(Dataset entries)
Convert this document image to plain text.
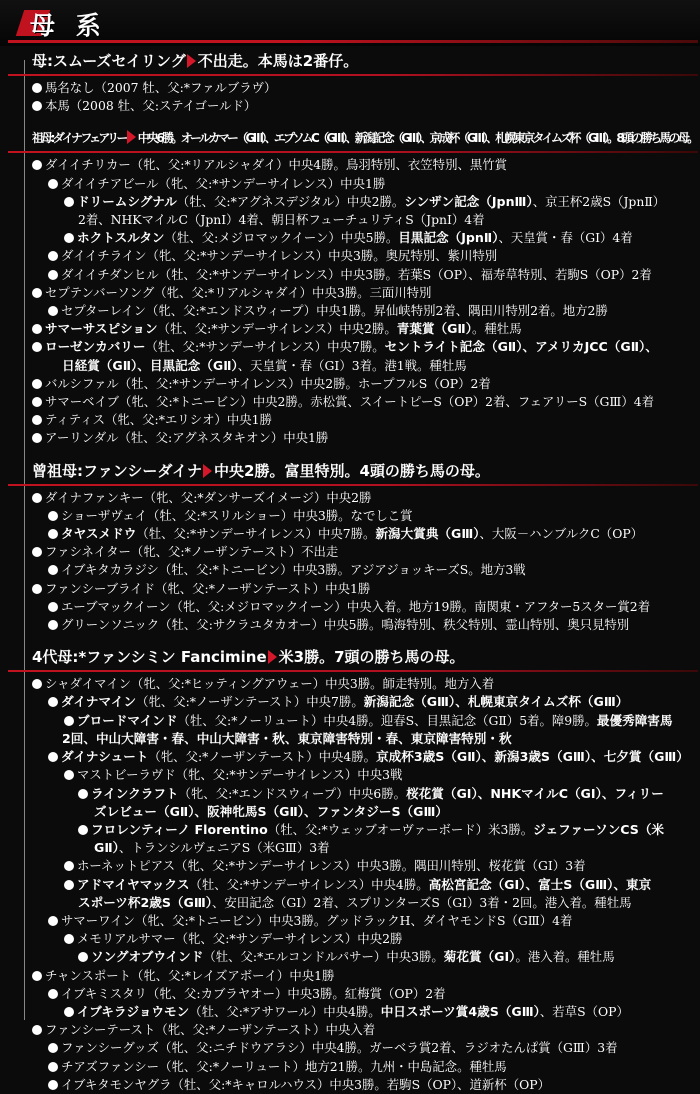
母 系
母:スムーズセイリング 不出走。本馬は2番仔。
馬名なし（2007 牡、父:*ファルブラヴ）
本馬（2008 牡、父:ステイゴールド）
祖母:ダイナフェアリー 中央6勝。オールカマー（GⅢ）、エプソムC（GⅢ）、新潟記念（GⅢ）、京成杯（GⅢ）、札幌東京タイムズ杯（GⅢ）。8頭の勝ち馬の母。
ダイイチリカー（牝、父:*リアルシャダイ）中央4勝。鳥羽特別、衣笠特別、黒竹賞
ダイイチアビール（牝、父:*サンデーサイレンス）中央1勝
ドリームシグナル（牡、父:*アグネスデジタル）中央2勝。シンザン記念（JpnⅢ）、京王杯2歳S（JpnⅡ）
2着、NHKマイルC（JpnⅠ）4着、朝日杯フューチュリティS（JpnⅠ）4着
ホクトスルタン（牡、父:メジロマックイーン）中央5勝。目黒記念（JpnⅡ）、天皇賞・春（GⅠ）4着
ダイイチライン（牝、父:*サンデーサイレンス）中央3勝。奥尻特別、紫川特別
ダイイチダンヒル（牡、父:*サンデーサイレンス）中央3勝。若葉S（OP）、福寿草特別、若駒S（OP）2着
セプテンバーソング（牝、父:*リアルシャダイ）中央3勝。三面川特別
セプターレイン（牝、父:*エンドスウィープ）中央1勝。昇仙峡特別2着、隅田川特別2着。地方2勝
サマーサスピション（牡、父:*サンデーサイレンス）中央2勝。青葉賞（GⅡ）。種牡馬
ローゼンカバリー（牡、父:*サンデーサイレンス）中央7勝。セントライト記念（GⅡ）、アメリカJCC（GⅡ）、
日経賞（GⅡ）、目黒記念（GⅡ）、天皇賞・春（GⅠ）3着。港1戦。種牡馬
バルシファル（牡、父:*サンデーサイレンス）中央2勝。ホープフルS（OP）2着
サマーベイブ（牝、父:*トニービン）中央2勝。赤松賞、スイートピーS（OP）2着、フェアリーS（GⅢ）4着
ティティス（牝、父:*エリシオ）中央1勝
アーリンダル（牡、父:アグネスタキオン）中央1勝
曾祖母:ファンシーダイナ 中央2勝。富里特別。4頭の勝ち馬の母。
ダイナファンキー（牝、父:*ダンサーズイメージ）中央2勝
ショーザヴェイ（牡、父:*スリルショー）中央3勝。なでしこ賞
タヤスメドウ（牡、父:*サンデーサイレンス）中央7勝。新潟大賞典（GⅢ）、大阪－ハンブルクC（OP）
ファシネイター（牝、父:*ノーザンテースト）不出走
イブキタカラジシ（牡、父:*トニービン）中央3勝。アジアジョッキーズS。地方3戦
ファンシーブライド（牝、父:*ノーザンテースト）中央1勝
エーブマックイーン（牝、父:メジロマックイーン）中央入着。地方19勝。南関東・アフター5スター賞2着
グリーンソニック（牡、父:サクラユタカオー）中央5勝。鳴海特別、秩父特別、霊山特別、奥只見特別
4代母:*ファンシミン Fancimine 米3勝。7頭の勝ち馬の母。
シャダイマイン（牝、父:*ヒッティングアウェー）中央3勝。師走特別。地方入着
ダイナマイン（牝、父:*ノーザンテースト）中央7勝。新潟記念（GⅢ）、札幌東京タイムズ杯（GⅢ）
ブロードマインド（牡、父:*ノーリュート）中央4勝。迎春S、目黒記念（GⅡ）5着。障9勝。最優秀障害馬
2回、中山大障害・春、中山大障害・秋、東京障害特別・春、東京障害特別・秋
ダイナシュート（牝、父:*ノーザンテースト）中央4勝。京成杯3歳S（GⅡ）、新潟3歳S（GⅢ）、七夕賞（GⅢ）
マストビーラヴド（牝、父:*サンデーサイレンス）中央3戦
ラインクラフト（牝、父:*エンドスウィープ）中央6勝。桜花賞（GⅠ）、NHKマイルC（GⅠ）、フィリー
ズレビュー（GⅡ）、阪神牝馬S（GⅡ）、ファンタジーS（GⅢ）
フロレンティーノ Florentino（牡、父:*ウェッブオーヴァーボード）米3勝。ジェファーソンCS（米
GⅡ）、トランシルヴェニアS（米GⅢ）3着
ホーネットピアス（牝、父:*サンデーサイレンス）中央3勝。隅田川特別、桜花賞（GⅠ）3着
アドマイヤマックス（牡、父:*サンデーサイレンス）中央4勝。高松宮記念（GⅠ）、富士S（GⅢ）、東京
スポーツ杯2歳S（GⅢ）、安田記念（GⅠ）2着、スプリンターズS（GⅠ）3着・2回。港入着。種牡馬
サマーワイン（牝、父:*トニービン）中央3勝。グッドラックH、ダイヤモンドS（GⅢ）4着
メモリアルサマー（牝、父:*サンデーサイレンス）中央2勝
ソングオブウインド（牡、父:*エルコンドルパサー）中央3勝。菊花賞（GⅠ）。港入着。種牡馬
チャンスポート（牝、父:*レイズアボーイ）中央1勝
イブキミスタリ（牝、父:カブラヤオー）中央3勝。紅梅賞（OP）2着
イブキラジョウモン（牡、父:*アサワール）中央4勝。中日スポーツ賞4歳S（GⅢ）、若草S（OP）
ファンシーテースト（牝、父:*ノーザンテースト）中央入着
ファンシーグッズ（牝、父:ニチドウアラシ）中央4勝。ガーベラ賞2着、ラジオたんぱ賞（GⅢ）3着
チアズファンシー（牝、父:*ノーリュート）地方21勝。九州・中島記念。種牡馬
イブキタモンヤグラ（牡、父:*キャロルハウス）中央3勝。若駒S（OP）、道新杯（OP）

• [What you need to do]:
Give all the entries again exactly, dropping each picture.

• [Output for this exercise]:
Convert this document image to plain text.
母 系
母:スムーズセイリング 不出走。本馬は2番仔。
馬名なし（2007 牡、父:*ファルブラヴ）
本馬（2008 牡、父:ステイゴールド）
祖母:ダイナフェアリー 中央6勝。オールカマー（GⅢ）、エプソムC（GⅢ）、新潟記念（GⅢ）、京成杯（GⅢ）、札幌東京タイムズ杯（GⅢ）。8頭の勝ち馬の母。
ダイイチリカー（牝、父:*リアルシャダイ）中央4勝。鳥羽特別、衣笠特別、黒竹賞
ダイイチアビール（牝、父:*サンデーサイレンス）中央1勝
ドリームシグナル（牡、父:*アグネスデジタル）中央2勝。シンザン記念（JpnⅢ）、京王杯2歳S（JpnⅡ）
2着、NHKマイルC（JpnⅠ）4着、朝日杯フューチュリティS（JpnⅠ）4着
ホクトスルタン（牡、父:メジロマックイーン）中央5勝。目黒記念（JpnⅡ）、天皇賞・春（GⅠ）4着
ダイイチライン（牝、父:*サンデーサイレンス）中央3勝。奥尻特別、紫川特別
ダイイチダンヒル（牡、父:*サンデーサイレンス）中央3勝。若葉S（OP）、福寿草特別、若駒S（OP）2着
セプテンバーソング（牝、父:*リアルシャダイ）中央3勝。三面川特別
セプターレイン（牝、父:*エンドスウィープ）中央1勝。昇仙峡特別2着、隅田川特別2着。地方2勝
サマーサスピション（牡、父:*サンデーサイレンス）中央2勝。青葉賞（GⅡ）。種牡馬
ローゼンカバリー（牡、父:*サンデーサイレンス）中央7勝。セントライト記念（GⅡ）、アメリカJCC（GⅡ）、
日経賞（GⅡ）、目黒記念（GⅡ）、天皇賞・春（GⅠ）3着。港1戦。種牡馬
バルシファル（牡、父:*サンデーサイレンス）中央2勝。ホープフルS（OP）2着
サマーベイブ（牝、父:*トニービン）中央2勝。赤松賞、スイートピーS（OP）2着、フェアリーS（GⅢ）4着
ティティス（牝、父:*エリシオ）中央1勝
アーリンダル（牡、父:アグネスタキオン）中央1勝
曾祖母:ファンシーダイナ 中央2勝。富里特別。4頭の勝ち馬の母。
ダイナファンキー（牝、父:*ダンサーズイメージ）中央2勝
ショーザヴェイ（牡、父:*スリルショー）中央3勝。なでしこ賞
タヤスメドウ（牡、父:*サンデーサイレンス）中央7勝。新潟大賞典（GⅢ）、大阪－ハンブルクC（OP）
ファシネイター（牝、父:*ノーザンテースト）不出走
イブキタカラジシ（牡、父:*トニービン）中央3勝。アジアジョッキーズS。地方3戦
ファンシーブライド（牝、父:*ノーザンテースト）中央1勝
エーブマックイーン（牝、父:メジロマックイーン）中央入着。地方19勝。南関東・アフター5スター賞2着
グリーンソニック（牡、父:サクラユタカオー）中央5勝。鳴海特別、秩父特別、霊山特別、奥只見特別
4代母:*ファンシミン Fancimine 米3勝。7頭の勝ち馬の母。
シャダイマイン（牝、父:*ヒッティングアウェー）中央3勝。師走特別。地方入着
ダイナマイン（牝、父:*ノーザンテースト）中央7勝。新潟記念（GⅢ）、札幌東京タイムズ杯（GⅢ）
ブロードマインド（牡、父:*ノーリュート）中央4勝。迎春S、目黒記念（GⅡ）5着。障9勝。最優秀障害馬
2回、中山大障害・春、中山大障害・秋、東京障害特別・春、東京障害特別・秋
ダイナシュート（牝、父:*ノーザンテースト）中央4勝。京成杯3歳S（GⅡ）、新潟3歳S（GⅢ）、七夕賞（GⅢ）
マストビーラヴド（牝、父:*サンデーサイレンス）中央3戦
ラインクラフト（牝、父:*エンドスウィープ）中央6勝。桜花賞（GⅠ）、NHKマイルC（GⅠ）、フィリー
ズレビュー（GⅡ）、阪神牝馬S（GⅡ）、ファンタジーS（GⅢ）
フロレンティーノ Florentino（牡、父:*ウェッブオーヴァーボード）米3勝。ジェファーソンCS（米
GⅡ）、トランシルヴェニアS（米GⅢ）3着
ホーネットピアス（牝、父:*サンデーサイレンス）中央3勝。隅田川特別、桜花賞（GⅠ）3着
アドマイヤマックス（牡、父:*サンデーサイレンス）中央4勝。高松宮記念（GⅠ）、富士S（GⅢ）、東京
スポーツ杯2歳S（GⅢ）、安田記念（GⅠ）2着、スプリンターズS（GⅠ）3着・2回。港入着。種牡馬
サマーワイン（牝、父:*トニービン）中央3勝。グッドラックH、ダイヤモンドS（GⅢ）4着
メモリアルサマー（牝、父:*サンデーサイレンス）中央2勝
ソングオブウインド（牡、父:*エルコンドルパサー）中央3勝。菊花賞（GⅠ）。港入着。種牡馬
チャンスポート（牝、父:*レイズアボーイ）中央1勝
イブキミスタリ（牝、父:カブラヤオー）中央3勝。紅梅賞（OP）2着
イブキラジョウモン（牡、父:*アサワール）中央4勝。中日スポーツ賞4歳S（GⅢ）、若草S（OP）
ファンシーテースト（牝、父:*ノーザンテースト）中央入着
ファンシーグッズ（牝、父:ニチドウアラシ）中央4勝。ガーベラ賞2着、ラジオたんぱ賞（GⅢ）3着
チアズファンシー（牝、父:*ノーリュート）地方21勝。九州・中島記念。種牡馬
イブキタモンヤグラ（牡、父:*キャロルハウス）中央3勝。若駒S（OP）、道新杯（OP）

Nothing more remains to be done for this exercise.